GOAL: In full and without deviation, write out the entries that follow.

RECORDS SHOWN:
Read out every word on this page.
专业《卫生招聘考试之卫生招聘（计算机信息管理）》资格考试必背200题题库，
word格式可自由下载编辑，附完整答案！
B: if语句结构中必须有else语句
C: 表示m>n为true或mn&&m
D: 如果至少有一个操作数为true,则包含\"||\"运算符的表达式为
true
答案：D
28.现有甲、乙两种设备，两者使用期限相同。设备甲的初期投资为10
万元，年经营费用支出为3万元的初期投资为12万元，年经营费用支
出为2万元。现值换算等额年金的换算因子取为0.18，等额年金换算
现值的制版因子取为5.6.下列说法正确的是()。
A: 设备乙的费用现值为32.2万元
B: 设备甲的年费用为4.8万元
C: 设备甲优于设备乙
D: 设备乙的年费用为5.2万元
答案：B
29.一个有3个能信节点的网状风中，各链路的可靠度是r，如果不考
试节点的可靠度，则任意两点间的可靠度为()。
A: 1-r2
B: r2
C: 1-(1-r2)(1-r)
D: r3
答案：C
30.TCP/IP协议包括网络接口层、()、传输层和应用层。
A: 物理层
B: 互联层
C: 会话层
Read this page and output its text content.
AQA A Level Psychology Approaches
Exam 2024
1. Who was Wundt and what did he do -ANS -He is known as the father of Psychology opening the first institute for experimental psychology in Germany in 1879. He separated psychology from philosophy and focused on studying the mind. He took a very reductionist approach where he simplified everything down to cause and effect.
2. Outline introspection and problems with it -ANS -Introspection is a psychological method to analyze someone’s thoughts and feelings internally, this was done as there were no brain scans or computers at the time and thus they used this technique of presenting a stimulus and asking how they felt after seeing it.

WORKED SOLUTION:
Read out every word on this page.
专业《卫生招聘考试之卫生招聘（计算机信息管理）》资格考试必背200题题库，
word格式可自由下载编辑，附完整答案！
B: if语句结构中必须有else语句
C: 表示m>n为true或mn&&m
D: 如果至少有一个操作数为true,则包含\"||\"运算符的表达式为
true
答案：D
28.现有甲、乙两种设备，两者使用期限相同。设备甲的初期投资为10
万元，年经营费用支出为3万元的初期投资为12万元，年经营费用支
出为2万元。现值换算等额年金的换算因子取为0.18，等额年金换算
现值的制版因子取为5.6.下列说法正确的是()。
A: 设备乙的费用现值为32.2万元
B: 设备甲的年费用为4.8万元
C: 设备甲优于设备乙
D: 设备乙的年费用为5.2万元
答案：B
29.一个有3个能信节点的网状风中，各链路的可靠度是r，如果不考
试节点的可靠度，则任意两点间的可靠度为()。
A: 1-r2
B: r2
C: 1-(1-r2)(1-r)
D: r3
答案：C
30.TCP/IP协议包括网络接口层、()、传输层和应用层。
A: 物理层
B: 互联层
C: 会话层
Read this page and output its text content.
AQA A Level Psychology Approaches
Exam 2024
1. Who was Wundt and what did he do -ANS -He is known as the father of Psychology opening the first institute for experimental psychology in Germany in 1879. He separated psychology from philosophy and focused on studying the mind. He took a very reductionist approach where he simplified everything down to cause and effect.
2. Outline introspection and problems with it -ANS -Introspection is a psychological method to analyze someone’s thoughts and feelings internally, this was done as there were no brain scans or computers at the time and thus they used this technique of presenting a stimulus and asking how they felt after seeing it.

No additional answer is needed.